WHAT YOU WILL DO: Copy every line of the items below without changing anything, but leave out the pictures.

EXERCISE INPUT:
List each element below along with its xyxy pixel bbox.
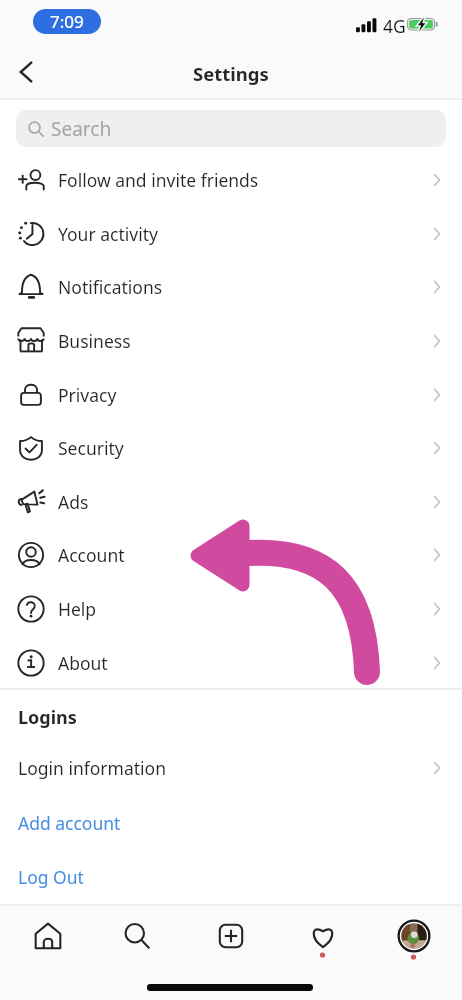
staticText: Settings [193,61,269,86]
staticText: Follow and invite friends [58,168,259,192]
button[interactable]: Back [3,49,49,95]
button[interactable]: Search [16,110,446,147]
staticText: Security [58,436,124,460]
staticText: 4G [383,14,406,38]
staticText: 7:09 [50,10,84,33]
staticText: Your activity [58,222,158,246]
button[interactable]: Your activity [0,207,462,261]
button[interactable]: Ads [0,475,462,529]
button[interactable]: Security [0,421,462,475]
staticText: Help [58,597,97,621]
button[interactable]: Notifications [0,260,462,314]
button[interactable]: Log Out [0,850,462,904]
staticText: Login information [18,756,166,780]
staticText: Privacy [58,383,117,407]
staticText: Search [51,116,112,142]
staticText: Ads [58,490,89,514]
staticText: Notifications [58,275,163,299]
staticText: Log Out [18,865,84,889]
button[interactable]: Follow and invite friends [0,153,462,207]
staticText: Add account [18,811,121,835]
button[interactable]: Privacy [0,368,462,422]
button[interactable]: Home [17,907,79,965]
button[interactable]: Activity [292,907,354,965]
button[interactable]: Add account [0,796,462,850]
staticText: Business [58,329,131,353]
button[interactable]: Login information [0,741,462,795]
button[interactable]: Search [106,907,168,965]
button[interactable]: Profile [383,907,445,965]
button[interactable]: About [0,636,462,690]
button[interactable]: New post [200,907,262,965]
button[interactable]: Account [0,528,462,582]
staticText: Account [58,543,125,567]
button[interactable]: Business [0,314,462,368]
staticText: About [58,651,108,675]
staticText: Logins [18,705,77,730]
button[interactable]: Help [0,582,462,636]
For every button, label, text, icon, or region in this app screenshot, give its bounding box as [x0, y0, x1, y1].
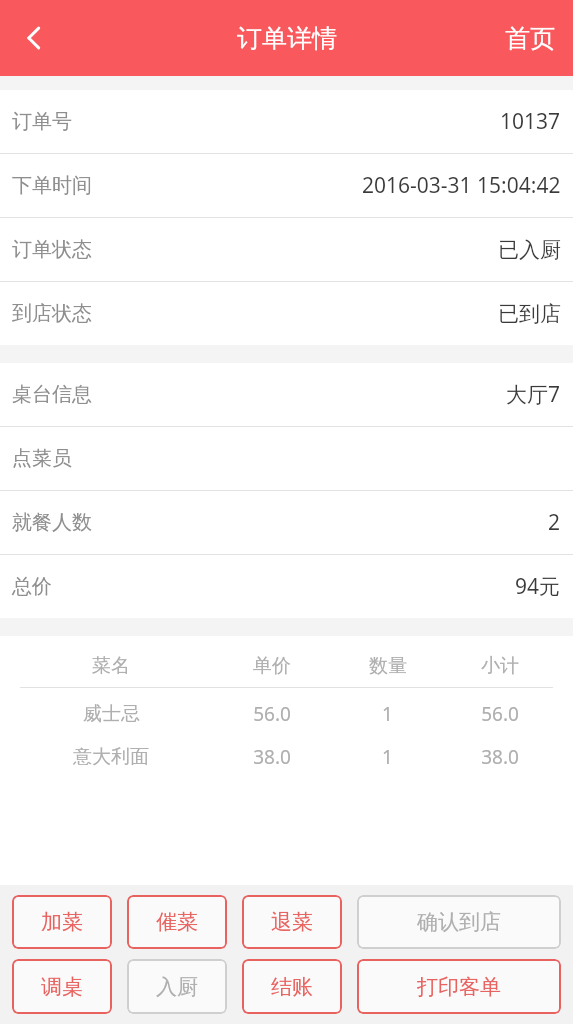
staticText: 94元: [515, 572, 561, 601]
staticText: 下单时间: [12, 173, 92, 198]
staticText: 38.0: [253, 744, 291, 770]
button[interactable]: 退菜: [242, 895, 342, 949]
staticText: 订单号: [12, 109, 72, 134]
staticText: 10137: [500, 107, 561, 136]
staticText: 38.0: [481, 744, 519, 770]
staticText: 总价: [12, 574, 52, 599]
button[interactable]: 打印客单: [357, 959, 561, 1014]
staticText: 到店状态: [12, 301, 92, 326]
button[interactable]: 调桌: [12, 959, 112, 1014]
staticText: 已到店: [498, 301, 561, 327]
button[interactable]: 订单状态: [0, 218, 573, 281]
staticText: 结账: [271, 974, 313, 1000]
button[interactable]: 入厨: [127, 959, 227, 1014]
staticText: 意大利面: [73, 745, 149, 769]
staticText: 小计: [481, 654, 519, 678]
staticText: 已入厨: [498, 237, 561, 263]
button[interactable]: 就餐人数: [0, 491, 573, 554]
button[interactable]: 确认到店: [357, 895, 561, 949]
button[interactable]: 总价: [0, 555, 573, 618]
staticText: 2016-03-31 15:04:42: [362, 171, 561, 200]
button[interactable]: Back: [6, 10, 62, 66]
staticText: 催菜: [156, 909, 198, 935]
button[interactable]: 订单号: [0, 90, 573, 153]
button[interactable]: 首页: [487, 13, 573, 64]
button[interactable]: 催菜: [127, 895, 227, 949]
button[interactable]: 加菜: [12, 895, 112, 949]
button[interactable]: 点菜员: [0, 427, 573, 490]
staticText: 菜名: [92, 654, 130, 678]
staticText: 威士忌: [83, 702, 140, 726]
staticText: 1: [382, 701, 393, 727]
staticText: 确认到店: [417, 909, 501, 935]
staticText: 加菜: [41, 909, 83, 935]
staticText: 首页: [505, 23, 555, 54]
button[interactable]: 到店状态: [0, 282, 573, 345]
staticText: 入厨: [156, 974, 198, 1000]
staticText: 订单状态: [12, 237, 92, 262]
staticText: 点菜员: [12, 446, 72, 471]
button[interactable]: 桌台信息: [0, 363, 573, 426]
staticText: 大厅7: [506, 380, 561, 409]
staticText: 打印客单: [417, 974, 501, 1000]
staticText: 订单详情: [237, 23, 337, 54]
staticText: 退菜: [271, 909, 313, 935]
staticText: 56.0: [481, 701, 519, 727]
button[interactable]: 结账: [242, 959, 342, 1014]
staticText: 就餐人数: [12, 510, 92, 535]
button[interactable]: 下单时间: [0, 154, 573, 217]
staticText: 调桌: [41, 974, 83, 1000]
staticText: 单价: [253, 654, 291, 678]
staticText: 56.0: [253, 701, 291, 727]
staticText: 2: [548, 508, 561, 537]
staticText: 桌台信息: [12, 382, 92, 407]
staticText: 数量: [369, 654, 407, 678]
staticText: 1: [382, 744, 393, 770]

EXERCISE ANSWER:
List each element below along with its xyxy pixel bbox.
staticText: Settings [193,61,269,86]
staticText: Follow and invite friends [58,168,259,192]
button[interactable]: Back [3,49,49,95]
button[interactable]: Search [16,110,446,147]
staticText: Security [58,436,124,460]
staticText: 4G [383,14,406,38]
staticText: 7:09 [50,10,84,33]
staticText: Your activity [58,222,158,246]
button[interactable]: Your activity [0,207,462,261]
button[interactable]: Ads [0,475,462,529]
button[interactable]: Security [0,421,462,475]
staticText: Help [58,597,97,621]
button[interactable]: Notifications [0,260,462,314]
button[interactable]: Log Out [0,850,462,904]
staticText: Login information [18,756,166,780]
staticText: Privacy [58,383,117,407]
staticText: Search [51,116,112,142]
staticText: Ads [58,490,89,514]
staticText: Notifications [58,275,163,299]
staticText: Log Out [18,865,84,889]
button[interactable]: Follow and invite friends [0,153,462,207]
staticText: Add account [18,811,121,835]
button[interactable]: Privacy [0,368,462,422]
button[interactable]: Home [17,907,79,965]
button[interactable]: Activity [292,907,354,965]
button[interactable]: Add account [0,796,462,850]
staticText: Business [58,329,131,353]
button[interactable]: Login information [0,741,462,795]
button[interactable]: Search [106,907,168,965]
button[interactable]: Profile [383,907,445,965]
button[interactable]: About [0,636,462,690]
button[interactable]: New post [200,907,262,965]
button[interactable]: Account [0,528,462,582]
staticText: Account [58,543,125,567]
button[interactable]: Business [0,314,462,368]
staticText: About [58,651,108,675]
staticText: Logins [18,705,77,730]
button[interactable]: Help [0,582,462,636]
For every button, label, text, icon, or region in this app screenshot, give its bounding box as [x0, y0, x1, y1].
staticText: 94元: [515, 572, 561, 601]
staticText: 下单时间: [12, 173, 92, 198]
staticText: 38.0: [253, 744, 291, 770]
button[interactable]: 退菜: [242, 895, 342, 949]
staticText: 订单号: [12, 109, 72, 134]
staticText: 10137: [500, 107, 561, 136]
staticText: 38.0: [481, 744, 519, 770]
staticText: 总价: [12, 574, 52, 599]
button[interactable]: 打印客单: [357, 959, 561, 1014]
staticText: 到店状态: [12, 301, 92, 326]
button[interactable]: 调桌: [12, 959, 112, 1014]
staticText: 已到店: [498, 301, 561, 327]
button[interactable]: 订单状态: [0, 218, 573, 281]
staticText: 结账: [271, 974, 313, 1000]
button[interactable]: 入厨: [127, 959, 227, 1014]
staticText: 意大利面: [73, 745, 149, 769]
staticText: 小计: [481, 654, 519, 678]
staticText: 已入厨: [498, 237, 561, 263]
button[interactable]: 就餐人数: [0, 491, 573, 554]
button[interactable]: 确认到店: [357, 895, 561, 949]
button[interactable]: 总价: [0, 555, 573, 618]
staticText: 2016-03-31 15:04:42: [362, 171, 561, 200]
button[interactable]: Back: [6, 10, 62, 66]
staticText: 催菜: [156, 909, 198, 935]
button[interactable]: 订单号: [0, 90, 573, 153]
button[interactable]: 首页: [487, 13, 573, 64]
button[interactable]: 催菜: [127, 895, 227, 949]
button[interactable]: 加菜: [12, 895, 112, 949]
button[interactable]: 点菜员: [0, 427, 573, 490]
staticText: 菜名: [92, 654, 130, 678]
staticText: 威士忌: [83, 702, 140, 726]
staticText: 1: [382, 701, 393, 727]
staticText: 确认到店: [417, 909, 501, 935]
staticText: 加菜: [41, 909, 83, 935]
staticText: 首页: [505, 23, 555, 54]
button[interactable]: 到店状态: [0, 282, 573, 345]
staticText: 入厨: [156, 974, 198, 1000]
staticText: 订单状态: [12, 237, 92, 262]
staticText: 点菜员: [12, 446, 72, 471]
button[interactable]: 桌台信息: [0, 363, 573, 426]
staticText: 大厅7: [506, 380, 561, 409]
staticText: 打印客单: [417, 974, 501, 1000]
staticText: 订单详情: [237, 23, 337, 54]
staticText: 退菜: [271, 909, 313, 935]
staticText: 56.0: [481, 701, 519, 727]
button[interactable]: 结账: [242, 959, 342, 1014]
staticText: 就餐人数: [12, 510, 92, 535]
button[interactable]: 下单时间: [0, 154, 573, 217]
staticText: 调桌: [41, 974, 83, 1000]
staticText: 单价: [253, 654, 291, 678]
staticText: 56.0: [253, 701, 291, 727]
staticText: 2: [548, 508, 561, 537]
staticText: 桌台信息: [12, 382, 92, 407]
staticText: 数量: [369, 654, 407, 678]
staticText: 1: [382, 744, 393, 770]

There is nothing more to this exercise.